_DIRECTIONS FOR THIS TASK:_ Pull out every line in the entries that contains the string "bounding". Match case, so a line counts only if its capitalization is the same.

#####

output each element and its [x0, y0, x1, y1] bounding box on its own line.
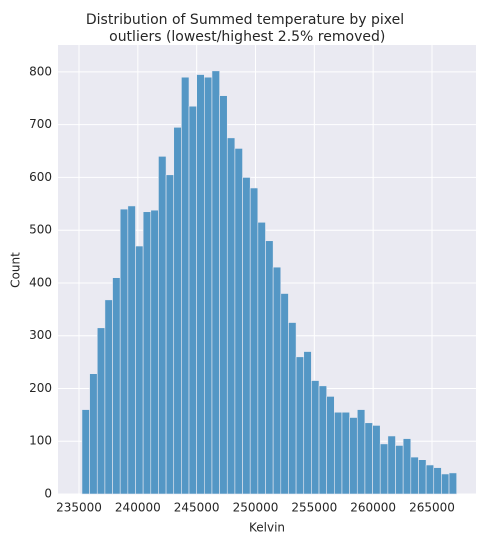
bar [356, 409, 366, 495]
bar [410, 456, 419, 495]
bar [295, 356, 305, 495]
bar [272, 266, 282, 495]
bar [81, 409, 90, 495]
bar [425, 464, 435, 495]
bar [341, 411, 350, 495]
bar [112, 277, 121, 495]
x-tick-label: 265000 [409, 501, 455, 515]
bar [150, 209, 159, 495]
y-axis-label: Count [9, 252, 23, 288]
bar [165, 174, 175, 495]
x-tick-label: 240000 [115, 501, 161, 515]
x-tick-label: 250000 [233, 501, 279, 515]
y-tick-label: 700 [29, 117, 52, 131]
x-tick-label: 235000 [56, 501, 102, 515]
x-tick-label: 260000 [350, 501, 396, 515]
bar [288, 322, 297, 495]
bar [433, 467, 442, 495]
bar [196, 74, 205, 495]
y-tick-label: 200 [29, 381, 52, 395]
x-axis-label: Kelvin [249, 521, 285, 535]
bar [372, 425, 381, 495]
bar [127, 205, 136, 495]
bar [142, 211, 152, 495]
bar [119, 208, 129, 495]
bar [280, 293, 289, 495]
bar [234, 148, 243, 495]
bar [441, 473, 450, 495]
bar [448, 472, 457, 495]
bar [257, 221, 266, 495]
bar [418, 459, 427, 495]
bar [402, 438, 412, 495]
bar [387, 435, 396, 495]
bar [395, 445, 404, 495]
bar [326, 396, 335, 495]
y-tick-label: 300 [29, 328, 52, 342]
bar [349, 417, 358, 495]
bar [96, 327, 106, 495]
y-tick-label: 400 [29, 275, 52, 289]
y-tick-label: 500 [29, 223, 52, 237]
bar [364, 422, 373, 495]
bar [135, 245, 144, 495]
y-tick-label: 100 [29, 434, 52, 448]
bar [379, 443, 389, 495]
chart-title: Distribution of Summed temperature by pi… [86, 12, 404, 28]
x-tick-label: 255000 [291, 501, 337, 515]
y-tick-label: 800 [29, 64, 52, 78]
bar [89, 373, 98, 495]
bar [311, 380, 320, 495]
bar [104, 299, 113, 495]
bar [334, 411, 343, 495]
bar [211, 70, 220, 495]
y-tick-label: 600 [29, 170, 52, 184]
x-tick-label: 245000 [174, 501, 220, 515]
bar [204, 76, 213, 495]
bar [219, 95, 228, 495]
chart-title: outliers (lowest/highest 2.5% removed) [105, 29, 386, 45]
bar [226, 137, 236, 495]
bar [249, 187, 259, 495]
bar [173, 127, 182, 495]
bar [181, 76, 190, 495]
bar [242, 177, 251, 495]
bar [265, 240, 274, 495]
bar [158, 156, 167, 495]
bar [318, 385, 327, 495]
y-tick-label: 0 [44, 487, 52, 501]
bar [303, 351, 312, 495]
bar [188, 105, 197, 495]
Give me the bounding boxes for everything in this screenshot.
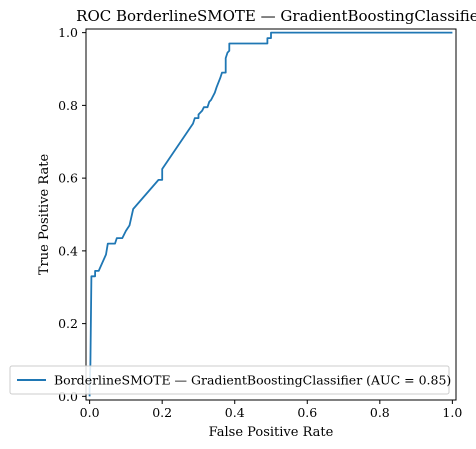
- y-tick-label: 1.0: [58, 25, 78, 40]
- x-axis-label: False Positive Rate: [209, 425, 334, 440]
- y-tick-label: 0.2: [58, 316, 78, 331]
- x-axis-ticks: 0.0 0.2 0.4 0.6 0.8 1.0: [80, 400, 462, 420]
- y-tick-label: 0.6: [58, 171, 78, 186]
- x-tick-label: 0.6: [297, 405, 317, 420]
- series-layer: [88, 31, 453, 397]
- y-axis-label: True Positive Rate: [37, 154, 52, 276]
- y-axis-ticks: 0.00.20.40.60.81.0: [58, 25, 86, 404]
- x-tick-label: 0.8: [370, 405, 390, 420]
- x-tick-label: 0.2: [152, 405, 172, 420]
- legend-box: [9, 365, 450, 395]
- legend-label: BorderlineSMOTE — GradientBoostingClassi…: [54, 373, 451, 388]
- axes-frame: [85, 28, 457, 401]
- plot-area: 0.0 0.2 0.4 0.6 0.8 1.0 0.0 0.2 0.4 0.6 0.8 1.0: [58, 25, 462, 420]
- x-tick-label: 1.0: [442, 405, 462, 420]
- roc-curve-line: [88, 31, 453, 397]
- legend: BorderlineSMOTE — GradientBoostingClassi…: [9, 365, 451, 395]
- y-tick-label: 0.4: [58, 243, 78, 258]
- y-tick-label: 0.8: [58, 98, 78, 113]
- x-tick-label: 0.0: [80, 405, 100, 420]
- x-tick-label: 0.4: [225, 405, 245, 420]
- chart-title: ROC BorderlineSMOTE — GradientBoostingCl…: [76, 7, 476, 25]
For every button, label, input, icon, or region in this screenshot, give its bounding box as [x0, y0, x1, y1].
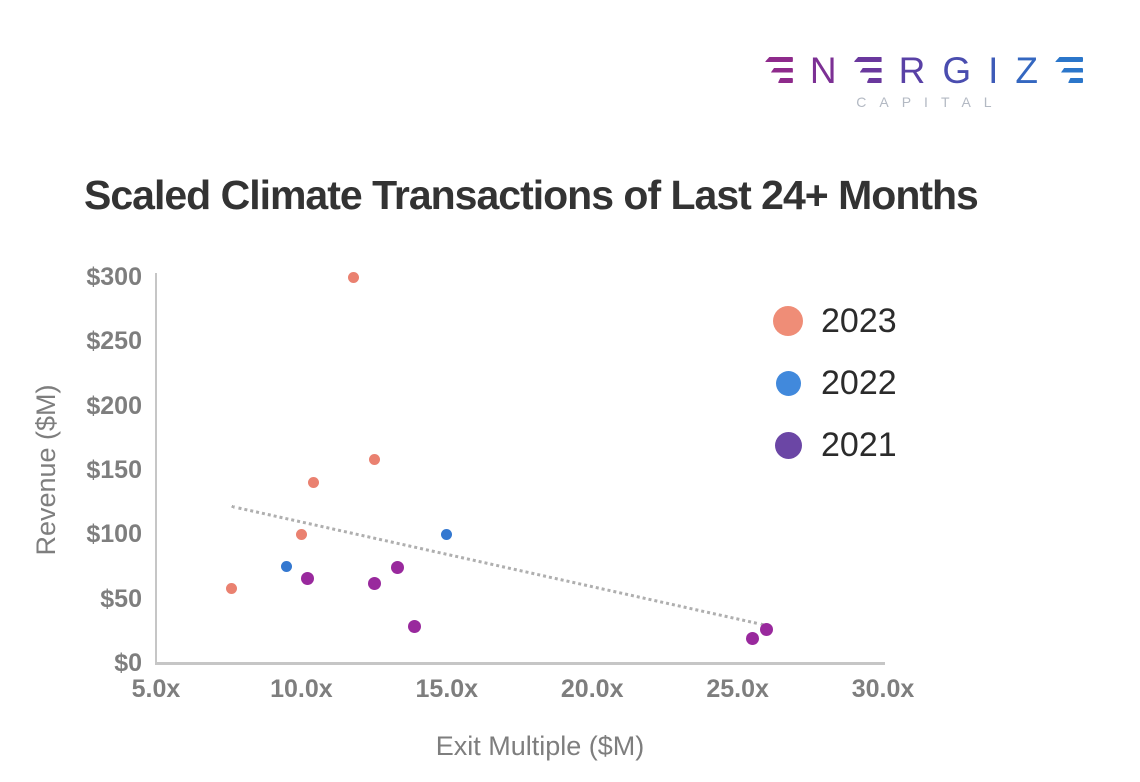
data-point-2023 — [307, 477, 319, 489]
data-point-2023 — [295, 528, 307, 540]
legend-marker-icon — [772, 306, 804, 336]
x-tick-label: 10.0x — [270, 675, 333, 703]
legend-item-2021: 2021 — [772, 414, 897, 476]
y-tick-label: $250 — [86, 327, 142, 356]
y-axis-line — [155, 273, 157, 664]
x-tick-label: 15.0x — [415, 675, 479, 703]
chart-legend: 2023 2022 2021 — [772, 290, 897, 476]
data-point-2021 — [745, 632, 759, 646]
data-point-2022 — [281, 561, 293, 572]
legend-label: 2022 — [821, 363, 897, 402]
y-tick-label: $100 — [86, 520, 142, 549]
data-point-2021 — [408, 620, 422, 634]
y-tick-label: $300 — [86, 263, 142, 291]
data-point-2021 — [760, 623, 774, 637]
data-point-2021 — [390, 561, 404, 575]
logo-letter-e-icon — [853, 57, 882, 83]
page-title: Scaled Climate Transactions of Last 24+ … — [84, 172, 979, 218]
data-point-2023 — [368, 454, 380, 466]
x-tick-label: 20.0x — [560, 675, 624, 703]
legend-item-2023: 2023 — [772, 290, 897, 352]
data-point-2021 — [367, 576, 381, 590]
x-axis-title: Exit Multiple ($M) — [435, 731, 645, 761]
logo-subtitle: CAPITAL — [856, 94, 1005, 110]
logo-letter: N — [809, 49, 837, 91]
data-point-2023 — [226, 582, 238, 594]
legend-label: 2021 — [821, 425, 897, 464]
logo-letter: I — [988, 49, 999, 91]
y-tick-label: $150 — [86, 456, 142, 484]
legend-marker-icon — [772, 370, 804, 396]
data-point-2021 — [300, 571, 314, 585]
logo-letter-e-icon — [1055, 57, 1083, 83]
logo-letter-e-icon — [764, 57, 793, 83]
legend-item-2022: 2022 — [772, 352, 897, 414]
logo-letter: G — [942, 49, 972, 91]
x-tick-label: 25.0x — [706, 675, 769, 703]
legend-label: 2023 — [821, 301, 897, 340]
y-tick-label: $200 — [86, 391, 142, 420]
y-tick-label: $50 — [100, 584, 142, 613]
trendline — [230, 504, 764, 627]
x-axis-line — [155, 662, 885, 665]
y-tick-label: $0 — [114, 649, 142, 677]
x-tick-label: 30.0x — [851, 675, 915, 703]
data-point-2023 — [348, 271, 360, 283]
data-point-2022 — [441, 528, 453, 540]
logo-letter: Z — [1015, 49, 1038, 91]
legend-marker-icon — [772, 431, 804, 459]
logo-letter: R — [898, 49, 926, 91]
x-tick-label: 5.0x — [131, 675, 181, 703]
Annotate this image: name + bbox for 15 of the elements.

#####

_OUTPUT:_
output each element and its [x0, y0, x1, y1] bounding box on its own line.
Give me the bounding boxes for everything in this screenshot.
For every button, label, input, icon, or region in this screenshot, give its bounding box as [x0, y0, x1, y1].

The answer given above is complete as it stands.